### PROVIDED DATA ###
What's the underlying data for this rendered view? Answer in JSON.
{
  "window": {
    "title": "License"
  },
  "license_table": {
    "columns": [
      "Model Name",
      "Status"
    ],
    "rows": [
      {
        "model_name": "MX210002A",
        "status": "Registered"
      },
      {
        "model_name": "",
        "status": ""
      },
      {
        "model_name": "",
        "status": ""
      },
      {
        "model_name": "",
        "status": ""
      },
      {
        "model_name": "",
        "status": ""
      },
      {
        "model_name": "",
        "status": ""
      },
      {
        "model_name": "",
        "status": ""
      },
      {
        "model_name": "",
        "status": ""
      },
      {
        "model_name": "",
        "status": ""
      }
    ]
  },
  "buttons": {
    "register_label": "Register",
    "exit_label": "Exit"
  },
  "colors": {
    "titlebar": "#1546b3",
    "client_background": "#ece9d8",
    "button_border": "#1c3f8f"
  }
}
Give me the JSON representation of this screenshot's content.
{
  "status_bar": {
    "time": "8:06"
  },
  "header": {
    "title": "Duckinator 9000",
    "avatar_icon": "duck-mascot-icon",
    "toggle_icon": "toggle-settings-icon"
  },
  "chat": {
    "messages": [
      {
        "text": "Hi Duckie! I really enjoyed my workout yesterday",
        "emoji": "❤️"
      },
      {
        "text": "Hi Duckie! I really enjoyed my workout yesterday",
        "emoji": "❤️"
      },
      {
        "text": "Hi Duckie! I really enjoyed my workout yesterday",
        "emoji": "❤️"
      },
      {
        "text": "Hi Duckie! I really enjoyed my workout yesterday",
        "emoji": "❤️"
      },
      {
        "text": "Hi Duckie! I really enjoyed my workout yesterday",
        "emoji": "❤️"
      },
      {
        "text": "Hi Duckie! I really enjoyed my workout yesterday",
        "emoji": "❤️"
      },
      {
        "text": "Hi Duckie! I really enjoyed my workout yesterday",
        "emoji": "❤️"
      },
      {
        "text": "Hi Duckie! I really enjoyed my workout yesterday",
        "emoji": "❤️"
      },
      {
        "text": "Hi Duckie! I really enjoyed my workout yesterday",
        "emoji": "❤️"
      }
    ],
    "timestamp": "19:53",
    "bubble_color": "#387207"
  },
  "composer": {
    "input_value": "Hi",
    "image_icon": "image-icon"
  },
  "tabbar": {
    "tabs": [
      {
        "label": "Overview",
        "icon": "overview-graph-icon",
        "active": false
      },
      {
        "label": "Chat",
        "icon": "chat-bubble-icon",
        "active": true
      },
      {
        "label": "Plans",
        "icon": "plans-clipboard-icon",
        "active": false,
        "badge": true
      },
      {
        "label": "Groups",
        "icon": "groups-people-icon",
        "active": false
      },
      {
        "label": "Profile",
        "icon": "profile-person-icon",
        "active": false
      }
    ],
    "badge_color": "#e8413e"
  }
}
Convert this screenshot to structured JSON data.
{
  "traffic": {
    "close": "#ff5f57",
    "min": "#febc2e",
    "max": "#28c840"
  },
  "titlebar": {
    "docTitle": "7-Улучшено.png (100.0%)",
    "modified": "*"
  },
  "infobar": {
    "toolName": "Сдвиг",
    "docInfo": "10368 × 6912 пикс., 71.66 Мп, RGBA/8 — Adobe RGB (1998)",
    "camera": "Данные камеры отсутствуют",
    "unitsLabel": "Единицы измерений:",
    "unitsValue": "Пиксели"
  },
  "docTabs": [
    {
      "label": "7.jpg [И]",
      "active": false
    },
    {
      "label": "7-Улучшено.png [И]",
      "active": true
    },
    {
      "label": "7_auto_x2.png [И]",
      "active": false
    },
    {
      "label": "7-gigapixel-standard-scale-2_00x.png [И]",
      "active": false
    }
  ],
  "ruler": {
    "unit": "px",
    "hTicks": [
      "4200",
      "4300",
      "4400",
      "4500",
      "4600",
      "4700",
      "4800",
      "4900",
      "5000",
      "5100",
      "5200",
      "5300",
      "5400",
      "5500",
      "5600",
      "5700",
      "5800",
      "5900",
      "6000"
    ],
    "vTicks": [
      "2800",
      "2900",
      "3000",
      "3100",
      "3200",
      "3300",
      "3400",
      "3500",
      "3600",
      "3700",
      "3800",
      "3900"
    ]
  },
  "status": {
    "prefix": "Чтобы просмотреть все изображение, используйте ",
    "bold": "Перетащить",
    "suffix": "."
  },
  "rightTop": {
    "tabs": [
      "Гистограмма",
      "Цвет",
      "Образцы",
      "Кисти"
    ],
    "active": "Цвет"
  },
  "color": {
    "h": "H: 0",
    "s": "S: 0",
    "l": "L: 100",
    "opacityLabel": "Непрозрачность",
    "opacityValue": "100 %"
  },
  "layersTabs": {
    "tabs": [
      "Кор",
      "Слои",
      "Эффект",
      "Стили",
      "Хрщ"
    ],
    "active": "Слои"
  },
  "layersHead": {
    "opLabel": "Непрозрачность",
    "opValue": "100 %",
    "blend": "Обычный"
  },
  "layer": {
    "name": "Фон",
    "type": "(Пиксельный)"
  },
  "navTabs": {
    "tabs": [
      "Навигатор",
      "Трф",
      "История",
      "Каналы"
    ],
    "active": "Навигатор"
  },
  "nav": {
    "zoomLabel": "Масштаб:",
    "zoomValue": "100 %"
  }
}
###
_WHAT THE EXERCISE ASKS_. Set down the listing above in full, please, exactly as it appears.

_OUTPUT OF THE EXERCISE_.
What's the underlying data for this rendered view? Answer in JSON.
{
  "window": {
    "title": "License"
  },
  "license_table": {
    "columns": [
      "Model Name",
      "Status"
    ],
    "rows": [
      {
        "model_name": "MX210002A",
        "status": "Registered"
      },
      {
        "model_name": "",
        "status": ""
      },
      {
        "model_name": "",
        "status": ""
      },
      {
        "model_name": "",
        "status": ""
      },
      {
        "model_name": "",
        "status": ""
      },
      {
        "model_name": "",
        "status": ""
      },
      {
        "model_name": "",
        "status": ""
      },
      {
        "model_name": "",
        "status": ""
      },
      {
        "model_name": "",
        "status": ""
      }
    ]
  },
  "buttons": {
    "register_label": "Register",
    "exit_label": "Exit"
  },
  "colors": {
    "titlebar": "#1546b3",
    "client_background": "#ece9d8",
    "button_border": "#1c3f8f"
  }
}
Give me the JSON representation of this screenshot's content.
{
  "status_bar": {
    "time": "8:06"
  },
  "header": {
    "title": "Duckinator 9000",
    "avatar_icon": "duck-mascot-icon",
    "toggle_icon": "toggle-settings-icon"
  },
  "chat": {
    "messages": [
      {
        "text": "Hi Duckie! I really enjoyed my workout yesterday",
        "emoji": "❤️"
      },
      {
        "text": "Hi Duckie! I really enjoyed my workout yesterday",
        "emoji": "❤️"
      },
      {
        "text": "Hi Duckie! I really enjoyed my workout yesterday",
        "emoji": "❤️"
      },
      {
        "text": "Hi Duckie! I really enjoyed my workout yesterday",
        "emoji": "❤️"
      },
      {
        "text": "Hi Duckie! I really enjoyed my workout yesterday",
        "emoji": "❤️"
      },
      {
        "text": "Hi Duckie! I really enjoyed my workout yesterday",
        "emoji": "❤️"
      },
      {
        "text": "Hi Duckie! I really enjoyed my workout yesterday",
        "emoji": "❤️"
      },
      {
        "text": "Hi Duckie! I really enjoyed my workout yesterday",
        "emoji": "❤️"
      },
      {
        "text": "Hi Duckie! I really enjoyed my workout yesterday",
        "emoji": "❤️"
      }
    ],
    "timestamp": "19:53",
    "bubble_color": "#387207"
  },
  "composer": {
    "input_value": "Hi",
    "image_icon": "image-icon"
  },
  "tabbar": {
    "tabs": [
      {
        "label": "Overview",
        "icon": "overview-graph-icon",
        "active": false
      },
      {
        "label": "Chat",
        "icon": "chat-bubble-icon",
        "active": true
      },
      {
        "label": "Plans",
        "icon": "plans-clipboard-icon",
        "active": false,
        "badge": true
      },
      {
        "label": "Groups",
        "icon": "groups-people-icon",
        "active": false
      },
      {
        "label": "Profile",
        "icon": "profile-person-icon",
        "active": false
      }
    ],
    "badge_color": "#e8413e"
  }
}
Convert this screenshot to structured JSON data.
{
  "traffic": {
    "close": "#ff5f57",
    "min": "#febc2e",
    "max": "#28c840"
  },
  "titlebar": {
    "docTitle": "7-Улучшено.png (100.0%)",
    "modified": "*"
  },
  "infobar": {
    "toolName": "Сдвиг",
    "docInfo": "10368 × 6912 пикс., 71.66 Мп, RGBA/8 — Adobe RGB (1998)",
    "camera": "Данные камеры отсутствуют",
    "unitsLabel": "Единицы измерений:",
    "unitsValue": "Пиксели"
  },
  "docTabs": [
    {
      "label": "7.jpg [И]",
      "active": false
    },
    {
      "label": "7-Улучшено.png [И]",
      "active": true
    },
    {
      "label": "7_auto_x2.png [И]",
      "active": false
    },
    {
      "label": "7-gigapixel-standard-scale-2_00x.png [И]",
      "active": false
    }
  ],
  "ruler": {
    "unit": "px",
    "hTicks": [
      "4200",
      "4300",
      "4400",
      "4500",
      "4600",
      "4700",
      "4800",
      "4900",
      "5000",
      "5100",
      "5200",
      "5300",
      "5400",
      "5500",
      "5600",
      "5700",
      "5800",
      "5900",
      "6000"
    ],
    "vTicks": [
      "2800",
      "2900",
      "3000",
      "3100",
      "3200",
      "3300",
      "3400",
      "3500",
      "3600",
      "3700",
      "3800",
      "3900"
    ]
  },
  "status": {
    "prefix": "Чтобы просмотреть все изображение, используйте ",
    "bold": "Перетащить",
    "suffix": "."
  },
  "rightTop": {
    "tabs": [
      "Гистограмма",
      "Цвет",
      "Образцы",
      "Кисти"
    ],
    "active": "Цвет"
  },
  "color": {
    "h": "H: 0",
    "s": "S: 0",
    "l": "L: 100",
    "opacityLabel": "Непрозрачность",
    "opacityValue": "100 %"
  },
  "layersTabs": {
    "tabs": [
      "Кор",
      "Слои",
      "Эффект",
      "Стили",
      "Хрщ"
    ],
    "active": "Слои"
  },
  "layersHead": {
    "opLabel": "Непрозрачность",
    "opValue": "100 %",
    "blend": "Обычный"
  },
  "layer": {
    "name": "Фон",
    "type": "(Пиксельный)"
  },
  "navTabs": {
    "tabs": [
      "Навигатор",
      "Трф",
      "История",
      "Каналы"
    ],
    "active": "Навигатор"
  },
  "nav": {
    "zoomLabel": "Масштаб:",
    "zoomValue": "100 %"
  }
}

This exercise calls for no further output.